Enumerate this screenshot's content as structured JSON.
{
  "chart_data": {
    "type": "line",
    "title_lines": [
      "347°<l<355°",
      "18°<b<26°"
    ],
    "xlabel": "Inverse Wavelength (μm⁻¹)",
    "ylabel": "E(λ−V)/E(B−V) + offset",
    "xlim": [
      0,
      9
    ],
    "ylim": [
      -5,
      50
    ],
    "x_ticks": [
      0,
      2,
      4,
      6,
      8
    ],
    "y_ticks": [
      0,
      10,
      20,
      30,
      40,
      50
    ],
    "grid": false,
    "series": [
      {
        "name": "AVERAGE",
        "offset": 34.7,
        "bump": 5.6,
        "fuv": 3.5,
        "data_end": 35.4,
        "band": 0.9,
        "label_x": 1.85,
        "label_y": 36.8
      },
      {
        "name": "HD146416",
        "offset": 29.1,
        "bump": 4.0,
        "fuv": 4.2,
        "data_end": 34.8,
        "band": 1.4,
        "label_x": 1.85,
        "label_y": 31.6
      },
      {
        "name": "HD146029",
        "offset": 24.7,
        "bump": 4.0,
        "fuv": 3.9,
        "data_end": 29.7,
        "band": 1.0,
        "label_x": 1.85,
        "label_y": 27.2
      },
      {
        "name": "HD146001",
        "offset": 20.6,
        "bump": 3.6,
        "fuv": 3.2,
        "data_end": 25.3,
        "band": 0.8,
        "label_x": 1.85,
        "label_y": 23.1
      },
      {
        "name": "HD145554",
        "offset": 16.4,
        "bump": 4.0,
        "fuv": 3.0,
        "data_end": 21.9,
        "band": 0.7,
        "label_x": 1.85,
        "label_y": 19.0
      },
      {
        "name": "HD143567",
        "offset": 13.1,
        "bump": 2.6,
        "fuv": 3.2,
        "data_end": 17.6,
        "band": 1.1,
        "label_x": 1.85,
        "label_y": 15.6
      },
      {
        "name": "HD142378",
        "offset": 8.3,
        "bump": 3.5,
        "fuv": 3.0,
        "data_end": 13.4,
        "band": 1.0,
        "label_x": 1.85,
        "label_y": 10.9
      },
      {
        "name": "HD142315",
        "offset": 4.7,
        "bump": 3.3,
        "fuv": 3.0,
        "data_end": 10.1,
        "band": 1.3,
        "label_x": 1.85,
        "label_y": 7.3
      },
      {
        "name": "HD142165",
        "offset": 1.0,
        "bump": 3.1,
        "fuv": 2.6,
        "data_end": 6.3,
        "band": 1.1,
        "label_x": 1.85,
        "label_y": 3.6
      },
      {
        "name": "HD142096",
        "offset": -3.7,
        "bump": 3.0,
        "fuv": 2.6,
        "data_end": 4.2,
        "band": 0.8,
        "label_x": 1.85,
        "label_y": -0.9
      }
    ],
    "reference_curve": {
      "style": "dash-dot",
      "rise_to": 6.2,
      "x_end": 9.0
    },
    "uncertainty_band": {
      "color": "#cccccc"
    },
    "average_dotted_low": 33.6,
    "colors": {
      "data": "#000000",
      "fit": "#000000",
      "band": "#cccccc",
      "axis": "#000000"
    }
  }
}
···
Aim of the exercise: Repeat the data exactly. Leave nothing out.

Expected answer:
Enumerate this screenshot's content as structured JSON.
{
  "chart_data": {
    "type": "line",
    "title_lines": [
      "347°<l<355°",
      "18°<b<26°"
    ],
    "xlabel": "Inverse Wavelength (μm⁻¹)",
    "ylabel": "E(λ−V)/E(B−V) + offset",
    "xlim": [
      0,
      9
    ],
    "ylim": [
      -5,
      50
    ],
    "x_ticks": [
      0,
      2,
      4,
      6,
      8
    ],
    "y_ticks": [
      0,
      10,
      20,
      30,
      40,
      50
    ],
    "grid": false,
    "series": [
      {
        "name": "AVERAGE",
        "offset": 34.7,
        "bump": 5.6,
        "fuv": 3.5,
        "data_end": 35.4,
        "band": 0.9,
        "label_x": 1.85,
        "label_y": 36.8
      },
      {
        "name": "HD146416",
        "offset": 29.1,
        "bump": 4.0,
        "fuv": 4.2,
        "data_end": 34.8,
        "band": 1.4,
        "label_x": 1.85,
        "label_y": 31.6
      },
      {
        "name": "HD146029",
        "offset": 24.7,
        "bump": 4.0,
        "fuv": 3.9,
        "data_end": 29.7,
        "band": 1.0,
        "label_x": 1.85,
        "label_y": 27.2
      },
      {
        "name": "HD146001",
        "offset": 20.6,
        "bump": 3.6,
        "fuv": 3.2,
        "data_end": 25.3,
        "band": 0.8,
        "label_x": 1.85,
        "label_y": 23.1
      },
      {
        "name": "HD145554",
        "offset": 16.4,
        "bump": 4.0,
        "fuv": 3.0,
        "data_end": 21.9,
        "band": 0.7,
        "label_x": 1.85,
        "label_y": 19.0
      },
      {
        "name": "HD143567",
        "offset": 13.1,
        "bump": 2.6,
        "fuv": 3.2,
        "data_end": 17.6,
        "band": 1.1,
        "label_x": 1.85,
        "label_y": 15.6
      },
      {
        "name": "HD142378",
        "offset": 8.3,
        "bump": 3.5,
        "fuv": 3.0,
        "data_end": 13.4,
        "band": 1.0,
        "label_x": 1.85,
        "label_y": 10.9
      },
      {
        "name": "HD142315",
        "offset": 4.7,
        "bump": 3.3,
        "fuv": 3.0,
        "data_end": 10.1,
        "band": 1.3,
        "label_x": 1.85,
        "label_y": 7.3
      },
      {
        "name": "HD142165",
        "offset": 1.0,
        "bump": 3.1,
        "fuv": 2.6,
        "data_end": 6.3,
        "band": 1.1,
        "label_x": 1.85,
        "label_y": 3.6
      },
      {
        "name": "HD142096",
        "offset": -3.7,
        "bump": 3.0,
        "fuv": 2.6,
        "data_end": 4.2,
        "band": 0.8,
        "label_x": 1.85,
        "label_y": -0.9
      }
    ],
    "reference_curve": {
      "style": "dash-dot",
      "rise_to": 6.2,
      "x_end": 9.0
    },
    "uncertainty_band": {
      "color": "#cccccc"
    },
    "average_dotted_low": 33.6,
    "colors": {
      "data": "#000000",
      "fit": "#000000",
      "band": "#cccccc",
      "axis": "#000000"
    }
  }
}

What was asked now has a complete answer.